▶
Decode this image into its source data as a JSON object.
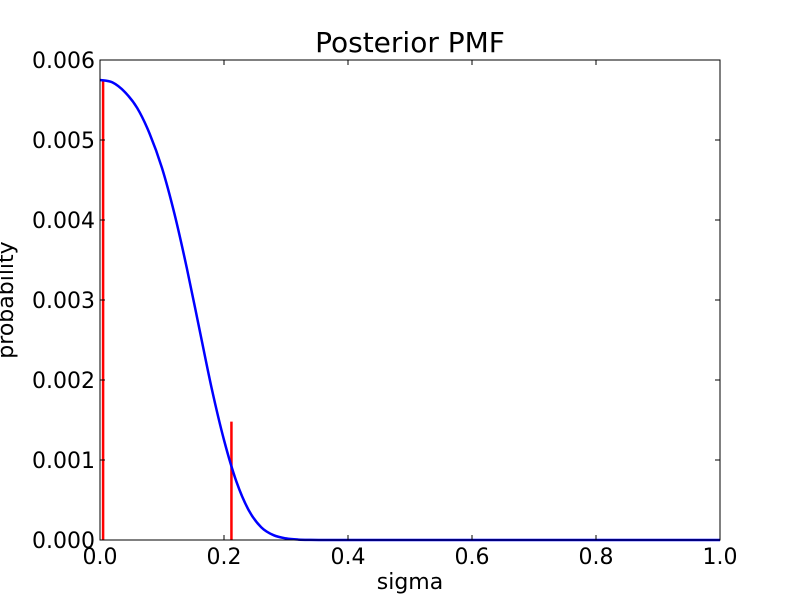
{
  "chart_data": {
    "type": "line",
    "title": "Posterior PMF",
    "xlabel": "sigma",
    "ylabel": "probability",
    "xlim": [
      0.0,
      1.0
    ],
    "ylim": [
      0.0,
      0.006
    ],
    "xticks": [
      0.0,
      0.2,
      0.4,
      0.6,
      0.8,
      1.0
    ],
    "xtick_labels": [
      "0.0",
      "0.2",
      "0.4",
      "0.6",
      "0.8",
      "1.0"
    ],
    "yticks": [
      0.0,
      0.001,
      0.002,
      0.003,
      0.004,
      0.005,
      0.006
    ],
    "ytick_labels": [
      "0.000",
      "0.001",
      "0.002",
      "0.003",
      "0.004",
      "0.005",
      "0.006"
    ],
    "grid": false,
    "series": [
      {
        "color": "#0000ff",
        "x": [
          0.0,
          0.02,
          0.04,
          0.06,
          0.08,
          0.1,
          0.12,
          0.14,
          0.16,
          0.18,
          0.2,
          0.22,
          0.24,
          0.26,
          0.28,
          0.3,
          0.32,
          0.34,
          0.36,
          0.4,
          0.5,
          0.6,
          0.7,
          0.8,
          0.9,
          1.0
        ],
        "y": [
          0.00575,
          0.00572,
          0.0056,
          0.0054,
          0.00508,
          0.00465,
          0.00408,
          0.0034,
          0.00265,
          0.0019,
          0.00125,
          0.00073,
          0.00037,
          0.00016,
          6e-05,
          2e-05,
          5e-06,
          1e-06,
          0.0,
          0.0,
          0.0,
          0.0,
          0.0,
          0.0,
          0.0,
          0.0
        ]
      }
    ],
    "vlines": [
      {
        "x": 0.005,
        "y": 0.00574,
        "color": "#ff0000"
      },
      {
        "x": 0.212,
        "y": 0.00148,
        "color": "#ff0000"
      }
    ]
  }
}
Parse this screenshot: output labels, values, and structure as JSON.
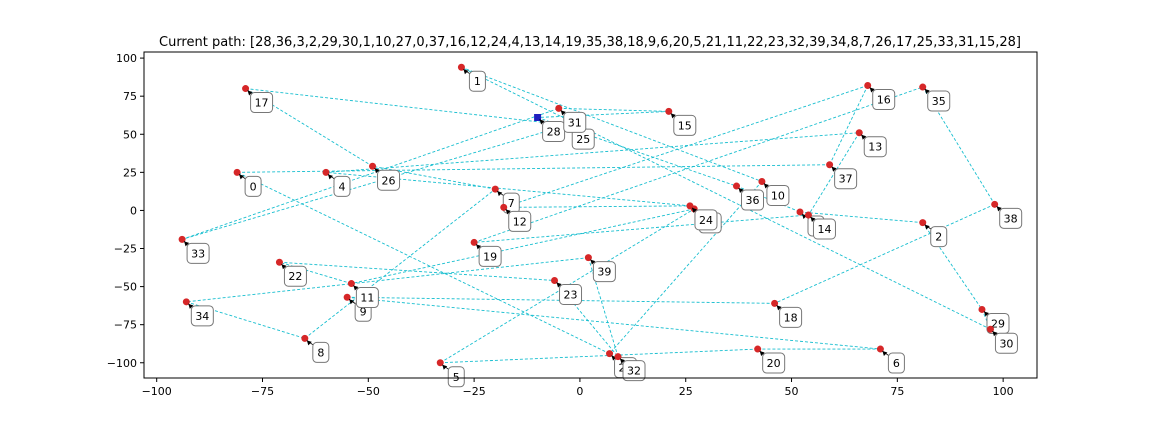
{
  "chart_data": {
    "type": "scatter",
    "title": "Current path: [28,36,3,2,29,30,1,10,27,0,37,16,12,24,4,13,14,19,35,38,18,9,6,20,5,21,11,22,23,32,39,34,8,7,26,17,25,33,31,15,28]",
    "xlabel": "",
    "ylabel": "",
    "xlim": [
      -103,
      108
    ],
    "ylim": [
      -110,
      104
    ],
    "xticks": [
      -100,
      -75,
      -50,
      -25,
      0,
      25,
      50,
      75,
      100
    ],
    "yticks": [
      -100,
      -75,
      -50,
      -25,
      0,
      25,
      50,
      75,
      100
    ],
    "grid": false,
    "point_color": "#d62728",
    "start_marker_color": "#1f1fbf",
    "path_color": "#17becf",
    "points": [
      {
        "id": 0,
        "x": -81,
        "y": 25
      },
      {
        "id": 1,
        "x": -28,
        "y": 94
      },
      {
        "id": 2,
        "x": 81,
        "y": -8
      },
      {
        "id": 3,
        "x": 52,
        "y": -1
      },
      {
        "id": 4,
        "x": -60,
        "y": 25
      },
      {
        "id": 5,
        "x": -33,
        "y": -100
      },
      {
        "id": 6,
        "x": 71,
        "y": -91
      },
      {
        "id": 7,
        "x": -20,
        "y": 14
      },
      {
        "id": 8,
        "x": -65,
        "y": -84
      },
      {
        "id": 9,
        "x": -55,
        "y": -57
      },
      {
        "id": 10,
        "x": 43,
        "y": 19
      },
      {
        "id": 11,
        "x": -54,
        "y": -48
      },
      {
        "id": 12,
        "x": -18,
        "y": 2
      },
      {
        "id": 13,
        "x": 66,
        "y": 51
      },
      {
        "id": 14,
        "x": 54,
        "y": -3
      },
      {
        "id": 15,
        "x": 21,
        "y": 65
      },
      {
        "id": 16,
        "x": 68,
        "y": 82
      },
      {
        "id": 17,
        "x": -79,
        "y": 80
      },
      {
        "id": 18,
        "x": 46,
        "y": -61
      },
      {
        "id": 19,
        "x": -25,
        "y": -21
      },
      {
        "id": 20,
        "x": 42,
        "y": -91
      },
      {
        "id": 21,
        "x": 27,
        "y": 1
      },
      {
        "id": 22,
        "x": -71,
        "y": -34
      },
      {
        "id": 23,
        "x": -6,
        "y": -46
      },
      {
        "id": 24,
        "x": 26,
        "y": 3
      },
      {
        "id": 25,
        "x": -3,
        "y": 56
      },
      {
        "id": 26,
        "x": -49,
        "y": 29
      },
      {
        "id": 27,
        "x": 7,
        "y": -94
      },
      {
        "id": 28,
        "x": -10,
        "y": 61
      },
      {
        "id": 29,
        "x": 95,
        "y": -65
      },
      {
        "id": 30,
        "x": 97,
        "y": -78
      },
      {
        "id": 31,
        "x": -5,
        "y": 67
      },
      {
        "id": 32,
        "x": 9,
        "y": -96
      },
      {
        "id": 33,
        "x": -94,
        "y": -19
      },
      {
        "id": 34,
        "x": -93,
        "y": -60
      },
      {
        "id": 35,
        "x": 81,
        "y": 81
      },
      {
        "id": 36,
        "x": 37,
        "y": 16
      },
      {
        "id": 37,
        "x": 59,
        "y": 30
      },
      {
        "id": 38,
        "x": 98,
        "y": 4
      },
      {
        "id": 39,
        "x": 2,
        "y": -31
      }
    ],
    "path": [
      28,
      36,
      3,
      2,
      29,
      30,
      1,
      10,
      27,
      0,
      37,
      16,
      12,
      24,
      4,
      13,
      14,
      19,
      35,
      38,
      18,
      9,
      6,
      20,
      5,
      21,
      11,
      22,
      23,
      32,
      39,
      34,
      8,
      7,
      26,
      17,
      25,
      33,
      31,
      15,
      28
    ],
    "start_node": 28
  }
}
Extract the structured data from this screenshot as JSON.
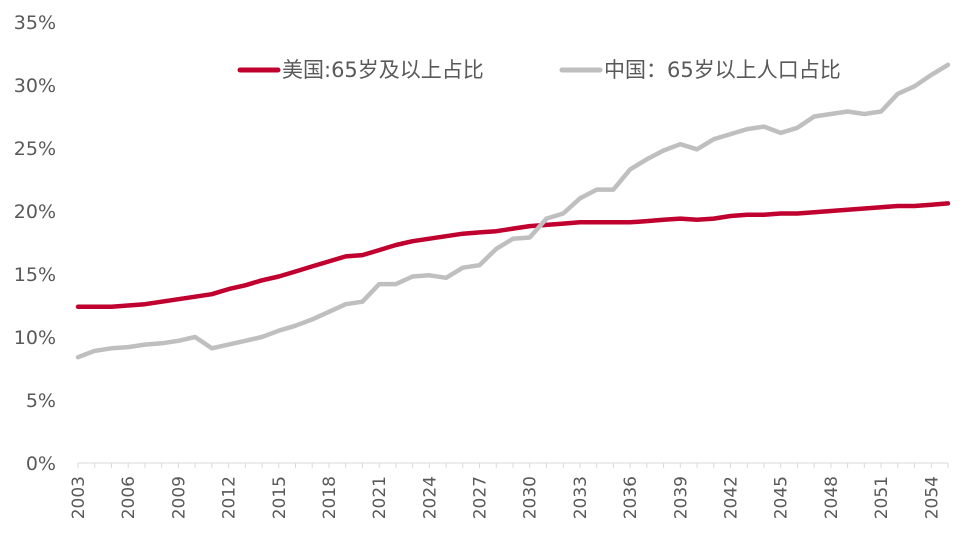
{
  "chart_data": {
    "type": "line",
    "title": "",
    "xlabel": "",
    "ylabel": "",
    "ylim": [
      0,
      35
    ],
    "yticks": [
      "0%",
      "5%",
      "10%",
      "15%",
      "20%",
      "25%",
      "30%",
      "35%"
    ],
    "xlim": [
      2003,
      2055
    ],
    "xticks": [
      "2003",
      "2006",
      "2009",
      "2012",
      "2015",
      "2018",
      "2021",
      "2024",
      "2027",
      "2030",
      "2033",
      "2036",
      "2039",
      "2042",
      "2045",
      "2048",
      "2051",
      "2054"
    ],
    "grid": false,
    "legend_position": "top",
    "series": [
      {
        "name": "美国:65岁及以上占比",
        "color": "#C0002F",
        "x": [
          2003,
          2004,
          2005,
          2006,
          2007,
          2008,
          2009,
          2010,
          2011,
          2012,
          2013,
          2014,
          2015,
          2016,
          2017,
          2018,
          2019,
          2020,
          2021,
          2022,
          2023,
          2024,
          2025,
          2026,
          2027,
          2028,
          2029,
          2030,
          2031,
          2032,
          2033,
          2034,
          2035,
          2036,
          2037,
          2038,
          2039,
          2040,
          2041,
          2042,
          2043,
          2044,
          2045,
          2046,
          2047,
          2048,
          2049,
          2050,
          2051,
          2052,
          2053,
          2054,
          2055
        ],
        "values": [
          12.4,
          12.4,
          12.4,
          12.5,
          12.6,
          12.8,
          13.0,
          13.2,
          13.4,
          13.8,
          14.1,
          14.5,
          14.8,
          15.2,
          15.6,
          16.0,
          16.4,
          16.5,
          16.9,
          17.3,
          17.6,
          17.8,
          18.0,
          18.2,
          18.3,
          18.4,
          18.6,
          18.8,
          18.9,
          19.0,
          19.1,
          19.1,
          19.1,
          19.1,
          19.2,
          19.3,
          19.4,
          19.3,
          19.4,
          19.6,
          19.7,
          19.7,
          19.8,
          19.8,
          19.9,
          20.0,
          20.1,
          20.2,
          20.3,
          20.4,
          20.4,
          20.5,
          20.6
        ]
      },
      {
        "name": "中国：65岁以上人口占比",
        "color": "#BFBFBF",
        "x": [
          2003,
          2004,
          2005,
          2006,
          2007,
          2008,
          2009,
          2010,
          2011,
          2012,
          2013,
          2014,
          2015,
          2016,
          2017,
          2018,
          2019,
          2020,
          2021,
          2022,
          2023,
          2024,
          2025,
          2026,
          2027,
          2028,
          2029,
          2030,
          2031,
          2032,
          2033,
          2034,
          2035,
          2036,
          2037,
          2038,
          2039,
          2040,
          2041,
          2042,
          2043,
          2044,
          2045,
          2046,
          2047,
          2048,
          2049,
          2050,
          2051,
          2052,
          2053,
          2054,
          2055
        ],
        "values": [
          8.4,
          8.9,
          9.1,
          9.2,
          9.4,
          9.5,
          9.7,
          10.0,
          9.1,
          9.4,
          9.7,
          10.0,
          10.5,
          10.9,
          11.4,
          12.0,
          12.6,
          12.8,
          14.2,
          14.2,
          14.8,
          14.9,
          14.7,
          15.5,
          15.7,
          17.0,
          17.8,
          17.9,
          19.4,
          19.8,
          21.0,
          21.7,
          21.7,
          23.3,
          24.1,
          24.8,
          25.3,
          24.9,
          25.7,
          26.1,
          26.5,
          26.7,
          26.2,
          26.6,
          27.5,
          27.7,
          27.9,
          27.7,
          27.9,
          29.3,
          29.9,
          30.8,
          31.6
        ]
      }
    ]
  }
}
◀
Each line that has the word "JSON" should be copied.

• **Finished exercise**
Decode this image into its source data as a JSON object.
Parse this screenshot: output labels, values, and structure as JSON.
Extract the structured data from this screenshot as JSON.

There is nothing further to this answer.